> [Stated problem]
Repeat the records below exactly, leaving out any pictures.

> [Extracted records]
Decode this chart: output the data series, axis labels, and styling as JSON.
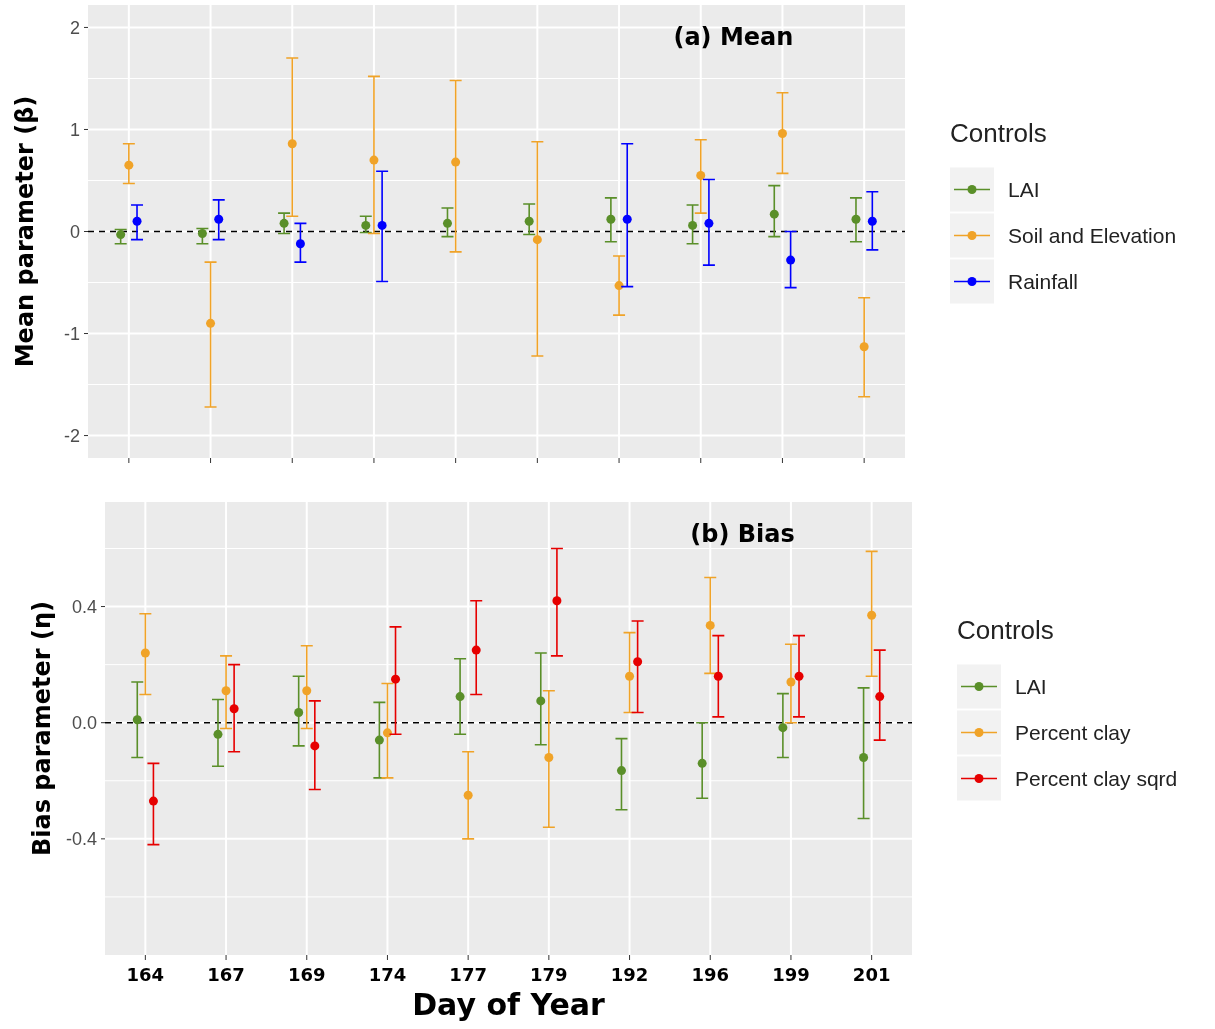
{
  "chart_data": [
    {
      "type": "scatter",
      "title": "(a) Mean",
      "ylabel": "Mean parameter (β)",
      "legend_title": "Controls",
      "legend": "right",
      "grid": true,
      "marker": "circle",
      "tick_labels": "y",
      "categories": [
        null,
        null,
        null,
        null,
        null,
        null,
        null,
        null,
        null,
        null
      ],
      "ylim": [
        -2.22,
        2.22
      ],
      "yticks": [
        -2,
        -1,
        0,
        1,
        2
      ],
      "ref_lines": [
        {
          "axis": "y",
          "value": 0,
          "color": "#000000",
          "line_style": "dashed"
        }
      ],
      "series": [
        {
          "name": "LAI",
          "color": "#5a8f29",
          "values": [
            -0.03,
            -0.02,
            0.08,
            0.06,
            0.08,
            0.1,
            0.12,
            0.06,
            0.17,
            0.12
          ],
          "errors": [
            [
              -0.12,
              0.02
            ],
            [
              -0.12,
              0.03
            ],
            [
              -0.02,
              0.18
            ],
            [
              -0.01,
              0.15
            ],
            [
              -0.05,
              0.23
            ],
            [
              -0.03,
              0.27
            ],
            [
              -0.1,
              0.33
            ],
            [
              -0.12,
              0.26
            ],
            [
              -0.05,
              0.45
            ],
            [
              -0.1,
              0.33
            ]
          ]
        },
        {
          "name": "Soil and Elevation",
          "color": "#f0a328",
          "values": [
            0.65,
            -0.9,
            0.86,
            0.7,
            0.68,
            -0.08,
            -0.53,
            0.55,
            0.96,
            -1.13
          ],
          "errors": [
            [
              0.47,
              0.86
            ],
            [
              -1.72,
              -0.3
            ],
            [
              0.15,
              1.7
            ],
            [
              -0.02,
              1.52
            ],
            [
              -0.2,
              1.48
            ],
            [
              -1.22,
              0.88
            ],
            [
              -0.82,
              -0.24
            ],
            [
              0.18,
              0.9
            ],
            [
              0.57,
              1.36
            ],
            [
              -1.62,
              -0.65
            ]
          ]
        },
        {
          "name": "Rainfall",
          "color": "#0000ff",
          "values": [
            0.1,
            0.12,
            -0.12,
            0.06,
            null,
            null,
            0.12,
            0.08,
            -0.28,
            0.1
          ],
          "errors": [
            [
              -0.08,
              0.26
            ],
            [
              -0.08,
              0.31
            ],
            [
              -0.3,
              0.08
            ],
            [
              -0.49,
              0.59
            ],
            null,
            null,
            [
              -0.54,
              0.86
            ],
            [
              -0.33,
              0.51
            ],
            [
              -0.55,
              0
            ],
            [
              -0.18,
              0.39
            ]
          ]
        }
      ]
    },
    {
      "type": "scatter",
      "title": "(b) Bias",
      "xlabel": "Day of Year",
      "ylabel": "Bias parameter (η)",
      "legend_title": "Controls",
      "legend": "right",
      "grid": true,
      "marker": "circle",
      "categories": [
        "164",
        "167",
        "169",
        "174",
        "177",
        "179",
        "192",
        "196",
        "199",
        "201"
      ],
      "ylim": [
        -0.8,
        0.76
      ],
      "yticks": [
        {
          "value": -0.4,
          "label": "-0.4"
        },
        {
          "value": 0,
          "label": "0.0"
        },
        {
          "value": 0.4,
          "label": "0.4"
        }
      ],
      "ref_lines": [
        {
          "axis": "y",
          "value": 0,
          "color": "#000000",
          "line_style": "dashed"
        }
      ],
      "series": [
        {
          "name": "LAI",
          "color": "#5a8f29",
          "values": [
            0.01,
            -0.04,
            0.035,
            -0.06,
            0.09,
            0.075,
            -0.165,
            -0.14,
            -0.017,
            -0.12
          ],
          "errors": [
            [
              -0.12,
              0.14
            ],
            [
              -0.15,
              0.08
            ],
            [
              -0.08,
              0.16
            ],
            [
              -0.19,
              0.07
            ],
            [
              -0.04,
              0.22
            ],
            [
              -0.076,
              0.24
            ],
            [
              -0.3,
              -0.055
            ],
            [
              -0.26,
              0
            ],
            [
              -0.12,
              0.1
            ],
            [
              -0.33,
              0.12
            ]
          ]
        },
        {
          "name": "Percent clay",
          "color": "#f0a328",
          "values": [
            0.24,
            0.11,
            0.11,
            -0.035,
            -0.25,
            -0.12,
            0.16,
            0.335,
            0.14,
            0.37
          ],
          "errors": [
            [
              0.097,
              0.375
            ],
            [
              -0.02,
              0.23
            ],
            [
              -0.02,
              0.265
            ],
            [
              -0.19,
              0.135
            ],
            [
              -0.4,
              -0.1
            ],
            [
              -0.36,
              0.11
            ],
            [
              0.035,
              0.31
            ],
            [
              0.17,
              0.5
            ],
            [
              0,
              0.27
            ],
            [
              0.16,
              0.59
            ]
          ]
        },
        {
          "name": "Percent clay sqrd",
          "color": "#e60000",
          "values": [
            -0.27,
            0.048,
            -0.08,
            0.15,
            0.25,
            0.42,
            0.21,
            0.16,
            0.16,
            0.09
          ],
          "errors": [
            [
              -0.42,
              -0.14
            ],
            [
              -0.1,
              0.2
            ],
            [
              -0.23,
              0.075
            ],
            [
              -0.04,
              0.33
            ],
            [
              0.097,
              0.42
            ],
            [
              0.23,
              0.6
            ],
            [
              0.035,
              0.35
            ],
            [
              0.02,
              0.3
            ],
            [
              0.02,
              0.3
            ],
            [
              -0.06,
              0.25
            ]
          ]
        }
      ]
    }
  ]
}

> [Written solution]
Decode this chart: output the data series, axis labels, and styling as JSON.
{
  "chart_data": [
    {
      "type": "scatter",
      "title": "(a) Mean",
      "ylabel": "Mean parameter (β)",
      "legend_title": "Controls",
      "legend": "right",
      "grid": true,
      "marker": "circle",
      "tick_labels": "y",
      "categories": [
        null,
        null,
        null,
        null,
        null,
        null,
        null,
        null,
        null,
        null
      ],
      "ylim": [
        -2.22,
        2.22
      ],
      "yticks": [
        -2,
        -1,
        0,
        1,
        2
      ],
      "ref_lines": [
        {
          "axis": "y",
          "value": 0,
          "color": "#000000",
          "line_style": "dashed"
        }
      ],
      "series": [
        {
          "name": "LAI",
          "color": "#5a8f29",
          "values": [
            -0.03,
            -0.02,
            0.08,
            0.06,
            0.08,
            0.1,
            0.12,
            0.06,
            0.17,
            0.12
          ],
          "errors": [
            [
              -0.12,
              0.02
            ],
            [
              -0.12,
              0.03
            ],
            [
              -0.02,
              0.18
            ],
            [
              -0.01,
              0.15
            ],
            [
              -0.05,
              0.23
            ],
            [
              -0.03,
              0.27
            ],
            [
              -0.1,
              0.33
            ],
            [
              -0.12,
              0.26
            ],
            [
              -0.05,
              0.45
            ],
            [
              -0.1,
              0.33
            ]
          ]
        },
        {
          "name": "Soil and Elevation",
          "color": "#f0a328",
          "values": [
            0.65,
            -0.9,
            0.86,
            0.7,
            0.68,
            -0.08,
            -0.53,
            0.55,
            0.96,
            -1.13
          ],
          "errors": [
            [
              0.47,
              0.86
            ],
            [
              -1.72,
              -0.3
            ],
            [
              0.15,
              1.7
            ],
            [
              -0.02,
              1.52
            ],
            [
              -0.2,
              1.48
            ],
            [
              -1.22,
              0.88
            ],
            [
              -0.82,
              -0.24
            ],
            [
              0.18,
              0.9
            ],
            [
              0.57,
              1.36
            ],
            [
              -1.62,
              -0.65
            ]
          ]
        },
        {
          "name": "Rainfall",
          "color": "#0000ff",
          "values": [
            0.1,
            0.12,
            -0.12,
            0.06,
            null,
            null,
            0.12,
            0.08,
            -0.28,
            0.1
          ],
          "errors": [
            [
              -0.08,
              0.26
            ],
            [
              -0.08,
              0.31
            ],
            [
              -0.3,
              0.08
            ],
            [
              -0.49,
              0.59
            ],
            null,
            null,
            [
              -0.54,
              0.86
            ],
            [
              -0.33,
              0.51
            ],
            [
              -0.55,
              0
            ],
            [
              -0.18,
              0.39
            ]
          ]
        }
      ]
    },
    {
      "type": "scatter",
      "title": "(b) Bias",
      "xlabel": "Day of Year",
      "ylabel": "Bias parameter (η)",
      "legend_title": "Controls",
      "legend": "right",
      "grid": true,
      "marker": "circle",
      "categories": [
        "164",
        "167",
        "169",
        "174",
        "177",
        "179",
        "192",
        "196",
        "199",
        "201"
      ],
      "ylim": [
        -0.8,
        0.76
      ],
      "yticks": [
        {
          "value": -0.4,
          "label": "-0.4"
        },
        {
          "value": 0,
          "label": "0.0"
        },
        {
          "value": 0.4,
          "label": "0.4"
        }
      ],
      "ref_lines": [
        {
          "axis": "y",
          "value": 0,
          "color": "#000000",
          "line_style": "dashed"
        }
      ],
      "series": [
        {
          "name": "LAI",
          "color": "#5a8f29",
          "values": [
            0.01,
            -0.04,
            0.035,
            -0.06,
            0.09,
            0.075,
            -0.165,
            -0.14,
            -0.017,
            -0.12
          ],
          "errors": [
            [
              -0.12,
              0.14
            ],
            [
              -0.15,
              0.08
            ],
            [
              -0.08,
              0.16
            ],
            [
              -0.19,
              0.07
            ],
            [
              -0.04,
              0.22
            ],
            [
              -0.076,
              0.24
            ],
            [
              -0.3,
              -0.055
            ],
            [
              -0.26,
              0
            ],
            [
              -0.12,
              0.1
            ],
            [
              -0.33,
              0.12
            ]
          ]
        },
        {
          "name": "Percent clay",
          "color": "#f0a328",
          "values": [
            0.24,
            0.11,
            0.11,
            -0.035,
            -0.25,
            -0.12,
            0.16,
            0.335,
            0.14,
            0.37
          ],
          "errors": [
            [
              0.097,
              0.375
            ],
            [
              -0.02,
              0.23
            ],
            [
              -0.02,
              0.265
            ],
            [
              -0.19,
              0.135
            ],
            [
              -0.4,
              -0.1
            ],
            [
              -0.36,
              0.11
            ],
            [
              0.035,
              0.31
            ],
            [
              0.17,
              0.5
            ],
            [
              0,
              0.27
            ],
            [
              0.16,
              0.59
            ]
          ]
        },
        {
          "name": "Percent clay sqrd",
          "color": "#e60000",
          "values": [
            -0.27,
            0.048,
            -0.08,
            0.15,
            0.25,
            0.42,
            0.21,
            0.16,
            0.16,
            0.09
          ],
          "errors": [
            [
              -0.42,
              -0.14
            ],
            [
              -0.1,
              0.2
            ],
            [
              -0.23,
              0.075
            ],
            [
              -0.04,
              0.33
            ],
            [
              0.097,
              0.42
            ],
            [
              0.23,
              0.6
            ],
            [
              0.035,
              0.35
            ],
            [
              0.02,
              0.3
            ],
            [
              0.02,
              0.3
            ],
            [
              -0.06,
              0.25
            ]
          ]
        }
      ]
    }
  ]
}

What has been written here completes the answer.